▸ **Aim**: Can you reproduce the data beneath, keeping every line exact?

▬▬▬

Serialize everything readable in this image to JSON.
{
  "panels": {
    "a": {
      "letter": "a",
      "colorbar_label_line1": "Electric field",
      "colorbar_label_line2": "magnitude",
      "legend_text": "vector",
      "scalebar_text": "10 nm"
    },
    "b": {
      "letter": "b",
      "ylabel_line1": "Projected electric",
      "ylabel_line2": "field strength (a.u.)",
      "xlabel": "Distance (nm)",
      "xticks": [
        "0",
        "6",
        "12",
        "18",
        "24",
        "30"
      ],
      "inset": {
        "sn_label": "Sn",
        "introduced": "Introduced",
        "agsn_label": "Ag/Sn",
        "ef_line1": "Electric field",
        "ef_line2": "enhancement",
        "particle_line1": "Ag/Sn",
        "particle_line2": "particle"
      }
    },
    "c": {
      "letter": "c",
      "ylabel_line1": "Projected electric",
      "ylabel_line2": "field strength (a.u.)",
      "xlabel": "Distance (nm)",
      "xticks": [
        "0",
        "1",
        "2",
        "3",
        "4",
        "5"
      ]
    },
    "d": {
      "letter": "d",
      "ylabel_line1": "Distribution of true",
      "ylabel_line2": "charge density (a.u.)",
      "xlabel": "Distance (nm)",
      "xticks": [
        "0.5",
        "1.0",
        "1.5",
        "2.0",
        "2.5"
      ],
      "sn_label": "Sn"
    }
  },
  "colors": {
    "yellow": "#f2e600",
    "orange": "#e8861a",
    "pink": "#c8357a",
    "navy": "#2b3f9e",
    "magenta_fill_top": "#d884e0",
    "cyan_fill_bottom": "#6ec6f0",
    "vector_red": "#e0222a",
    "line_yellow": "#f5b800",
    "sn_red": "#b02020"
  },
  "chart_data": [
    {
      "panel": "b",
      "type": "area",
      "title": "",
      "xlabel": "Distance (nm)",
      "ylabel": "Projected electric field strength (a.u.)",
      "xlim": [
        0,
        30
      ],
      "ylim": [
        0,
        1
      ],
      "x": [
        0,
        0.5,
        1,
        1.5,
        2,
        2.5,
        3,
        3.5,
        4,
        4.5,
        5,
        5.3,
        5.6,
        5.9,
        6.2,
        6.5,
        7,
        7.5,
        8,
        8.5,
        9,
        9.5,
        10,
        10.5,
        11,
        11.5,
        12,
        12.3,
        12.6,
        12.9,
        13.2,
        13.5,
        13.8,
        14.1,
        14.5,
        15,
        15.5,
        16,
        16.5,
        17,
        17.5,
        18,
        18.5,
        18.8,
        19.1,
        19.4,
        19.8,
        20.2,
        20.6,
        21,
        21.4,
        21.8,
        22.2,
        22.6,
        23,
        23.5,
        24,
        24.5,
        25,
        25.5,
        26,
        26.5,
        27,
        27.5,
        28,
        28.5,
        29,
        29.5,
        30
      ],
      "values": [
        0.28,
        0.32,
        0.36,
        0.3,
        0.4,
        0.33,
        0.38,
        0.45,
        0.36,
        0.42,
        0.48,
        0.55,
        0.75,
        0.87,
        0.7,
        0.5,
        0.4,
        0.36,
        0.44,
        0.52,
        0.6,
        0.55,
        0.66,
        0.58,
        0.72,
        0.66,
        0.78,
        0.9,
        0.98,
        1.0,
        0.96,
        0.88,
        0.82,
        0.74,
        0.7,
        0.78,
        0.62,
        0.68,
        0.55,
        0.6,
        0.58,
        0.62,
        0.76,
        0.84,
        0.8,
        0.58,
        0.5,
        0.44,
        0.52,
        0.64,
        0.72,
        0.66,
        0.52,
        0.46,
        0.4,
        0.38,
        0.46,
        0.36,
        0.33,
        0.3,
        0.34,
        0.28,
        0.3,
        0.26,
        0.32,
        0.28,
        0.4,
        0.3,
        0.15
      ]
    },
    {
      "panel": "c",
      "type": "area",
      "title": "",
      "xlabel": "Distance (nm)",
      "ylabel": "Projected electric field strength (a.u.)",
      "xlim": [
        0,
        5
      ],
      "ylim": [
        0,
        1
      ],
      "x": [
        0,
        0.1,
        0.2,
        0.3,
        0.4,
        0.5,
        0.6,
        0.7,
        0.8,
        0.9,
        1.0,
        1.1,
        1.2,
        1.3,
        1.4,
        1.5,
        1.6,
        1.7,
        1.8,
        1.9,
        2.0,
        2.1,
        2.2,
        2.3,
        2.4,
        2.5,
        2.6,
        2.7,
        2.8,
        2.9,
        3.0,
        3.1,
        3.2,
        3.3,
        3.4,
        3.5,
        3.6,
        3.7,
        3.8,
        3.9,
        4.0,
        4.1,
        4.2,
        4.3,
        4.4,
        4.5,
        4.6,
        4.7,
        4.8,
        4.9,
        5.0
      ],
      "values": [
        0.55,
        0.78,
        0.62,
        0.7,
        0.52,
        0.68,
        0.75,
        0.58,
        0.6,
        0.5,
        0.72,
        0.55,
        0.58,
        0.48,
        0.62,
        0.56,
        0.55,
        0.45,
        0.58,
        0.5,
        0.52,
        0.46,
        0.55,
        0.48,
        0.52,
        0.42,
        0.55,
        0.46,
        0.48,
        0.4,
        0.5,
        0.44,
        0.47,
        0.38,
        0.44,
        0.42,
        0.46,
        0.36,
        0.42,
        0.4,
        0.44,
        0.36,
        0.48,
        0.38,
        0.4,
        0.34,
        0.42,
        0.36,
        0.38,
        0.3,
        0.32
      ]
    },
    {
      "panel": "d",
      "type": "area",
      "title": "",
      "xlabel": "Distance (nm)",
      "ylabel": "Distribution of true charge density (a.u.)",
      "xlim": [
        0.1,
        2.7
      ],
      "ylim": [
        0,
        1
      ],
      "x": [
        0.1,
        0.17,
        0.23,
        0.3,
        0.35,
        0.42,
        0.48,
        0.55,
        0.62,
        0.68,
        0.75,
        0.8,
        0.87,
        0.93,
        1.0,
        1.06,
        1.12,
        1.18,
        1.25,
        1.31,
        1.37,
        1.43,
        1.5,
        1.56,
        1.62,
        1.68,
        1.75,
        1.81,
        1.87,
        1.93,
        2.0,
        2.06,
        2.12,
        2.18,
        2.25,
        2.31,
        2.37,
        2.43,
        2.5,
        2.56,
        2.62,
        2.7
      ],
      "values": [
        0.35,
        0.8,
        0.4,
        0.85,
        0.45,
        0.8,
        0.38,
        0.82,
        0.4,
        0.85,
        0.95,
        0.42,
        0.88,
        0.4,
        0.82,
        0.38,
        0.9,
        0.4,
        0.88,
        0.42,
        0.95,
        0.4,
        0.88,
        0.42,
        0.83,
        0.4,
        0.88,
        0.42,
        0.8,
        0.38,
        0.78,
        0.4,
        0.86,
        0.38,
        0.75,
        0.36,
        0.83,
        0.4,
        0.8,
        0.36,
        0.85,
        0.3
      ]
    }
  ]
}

▬▬▬

▸ **Response for this exercise**:
Serialize everything readable in this image to JSON.
{
  "panels": {
    "a": {
      "letter": "a",
      "colorbar_label_line1": "Electric field",
      "colorbar_label_line2": "magnitude",
      "legend_text": "vector",
      "scalebar_text": "10 nm"
    },
    "b": {
      "letter": "b",
      "ylabel_line1": "Projected electric",
      "ylabel_line2": "field strength (a.u.)",
      "xlabel": "Distance (nm)",
      "xticks": [
        "0",
        "6",
        "12",
        "18",
        "24",
        "30"
      ],
      "inset": {
        "sn_label": "Sn",
        "introduced": "Introduced",
        "agsn_label": "Ag/Sn",
        "ef_line1": "Electric field",
        "ef_line2": "enhancement",
        "particle_line1": "Ag/Sn",
        "particle_line2": "particle"
      }
    },
    "c": {
      "letter": "c",
      "ylabel_line1": "Projected electric",
      "ylabel_line2": "field strength (a.u.)",
      "xlabel": "Distance (nm)",
      "xticks": [
        "0",
        "1",
        "2",
        "3",
        "4",
        "5"
      ]
    },
    "d": {
      "letter": "d",
      "ylabel_line1": "Distribution of true",
      "ylabel_line2": "charge density (a.u.)",
      "xlabel": "Distance (nm)",
      "xticks": [
        "0.5",
        "1.0",
        "1.5",
        "2.0",
        "2.5"
      ],
      "sn_label": "Sn"
    }
  },
  "colors": {
    "yellow": "#f2e600",
    "orange": "#e8861a",
    "pink": "#c8357a",
    "navy": "#2b3f9e",
    "magenta_fill_top": "#d884e0",
    "cyan_fill_bottom": "#6ec6f0",
    "vector_red": "#e0222a",
    "line_yellow": "#f5b800",
    "sn_red": "#b02020"
  },
  "chart_data": [
    {
      "panel": "b",
      "type": "area",
      "title": "",
      "xlabel": "Distance (nm)",
      "ylabel": "Projected electric field strength (a.u.)",
      "xlim": [
        0,
        30
      ],
      "ylim": [
        0,
        1
      ],
      "x": [
        0,
        0.5,
        1,
        1.5,
        2,
        2.5,
        3,
        3.5,
        4,
        4.5,
        5,
        5.3,
        5.6,
        5.9,
        6.2,
        6.5,
        7,
        7.5,
        8,
        8.5,
        9,
        9.5,
        10,
        10.5,
        11,
        11.5,
        12,
        12.3,
        12.6,
        12.9,
        13.2,
        13.5,
        13.8,
        14.1,
        14.5,
        15,
        15.5,
        16,
        16.5,
        17,
        17.5,
        18,
        18.5,
        18.8,
        19.1,
        19.4,
        19.8,
        20.2,
        20.6,
        21,
        21.4,
        21.8,
        22.2,
        22.6,
        23,
        23.5,
        24,
        24.5,
        25,
        25.5,
        26,
        26.5,
        27,
        27.5,
        28,
        28.5,
        29,
        29.5,
        30
      ],
      "values": [
        0.28,
        0.32,
        0.36,
        0.3,
        0.4,
        0.33,
        0.38,
        0.45,
        0.36,
        0.42,
        0.48,
        0.55,
        0.75,
        0.87,
        0.7,
        0.5,
        0.4,
        0.36,
        0.44,
        0.52,
        0.6,
        0.55,
        0.66,
        0.58,
        0.72,
        0.66,
        0.78,
        0.9,
        0.98,
        1.0,
        0.96,
        0.88,
        0.82,
        0.74,
        0.7,
        0.78,
        0.62,
        0.68,
        0.55,
        0.6,
        0.58,
        0.62,
        0.76,
        0.84,
        0.8,
        0.58,
        0.5,
        0.44,
        0.52,
        0.64,
        0.72,
        0.66,
        0.52,
        0.46,
        0.4,
        0.38,
        0.46,
        0.36,
        0.33,
        0.3,
        0.34,
        0.28,
        0.3,
        0.26,
        0.32,
        0.28,
        0.4,
        0.3,
        0.15
      ]
    },
    {
      "panel": "c",
      "type": "area",
      "title": "",
      "xlabel": "Distance (nm)",
      "ylabel": "Projected electric field strength (a.u.)",
      "xlim": [
        0,
        5
      ],
      "ylim": [
        0,
        1
      ],
      "x": [
        0,
        0.1,
        0.2,
        0.3,
        0.4,
        0.5,
        0.6,
        0.7,
        0.8,
        0.9,
        1.0,
        1.1,
        1.2,
        1.3,
        1.4,
        1.5,
        1.6,
        1.7,
        1.8,
        1.9,
        2.0,
        2.1,
        2.2,
        2.3,
        2.4,
        2.5,
        2.6,
        2.7,
        2.8,
        2.9,
        3.0,
        3.1,
        3.2,
        3.3,
        3.4,
        3.5,
        3.6,
        3.7,
        3.8,
        3.9,
        4.0,
        4.1,
        4.2,
        4.3,
        4.4,
        4.5,
        4.6,
        4.7,
        4.8,
        4.9,
        5.0
      ],
      "values": [
        0.55,
        0.78,
        0.62,
        0.7,
        0.52,
        0.68,
        0.75,
        0.58,
        0.6,
        0.5,
        0.72,
        0.55,
        0.58,
        0.48,
        0.62,
        0.56,
        0.55,
        0.45,
        0.58,
        0.5,
        0.52,
        0.46,
        0.55,
        0.48,
        0.52,
        0.42,
        0.55,
        0.46,
        0.48,
        0.4,
        0.5,
        0.44,
        0.47,
        0.38,
        0.44,
        0.42,
        0.46,
        0.36,
        0.42,
        0.4,
        0.44,
        0.36,
        0.48,
        0.38,
        0.4,
        0.34,
        0.42,
        0.36,
        0.38,
        0.3,
        0.32
      ]
    },
    {
      "panel": "d",
      "type": "area",
      "title": "",
      "xlabel": "Distance (nm)",
      "ylabel": "Distribution of true charge density (a.u.)",
      "xlim": [
        0.1,
        2.7
      ],
      "ylim": [
        0,
        1
      ],
      "x": [
        0.1,
        0.17,
        0.23,
        0.3,
        0.35,
        0.42,
        0.48,
        0.55,
        0.62,
        0.68,
        0.75,
        0.8,
        0.87,
        0.93,
        1.0,
        1.06,
        1.12,
        1.18,
        1.25,
        1.31,
        1.37,
        1.43,
        1.5,
        1.56,
        1.62,
        1.68,
        1.75,
        1.81,
        1.87,
        1.93,
        2.0,
        2.06,
        2.12,
        2.18,
        2.25,
        2.31,
        2.37,
        2.43,
        2.5,
        2.56,
        2.62,
        2.7
      ],
      "values": [
        0.35,
        0.8,
        0.4,
        0.85,
        0.45,
        0.8,
        0.38,
        0.82,
        0.4,
        0.85,
        0.95,
        0.42,
        0.88,
        0.4,
        0.82,
        0.38,
        0.9,
        0.4,
        0.88,
        0.42,
        0.95,
        0.4,
        0.88,
        0.42,
        0.83,
        0.4,
        0.88,
        0.42,
        0.8,
        0.38,
        0.78,
        0.4,
        0.86,
        0.38,
        0.75,
        0.36,
        0.83,
        0.4,
        0.8,
        0.36,
        0.85,
        0.3
      ]
    }
  ]
}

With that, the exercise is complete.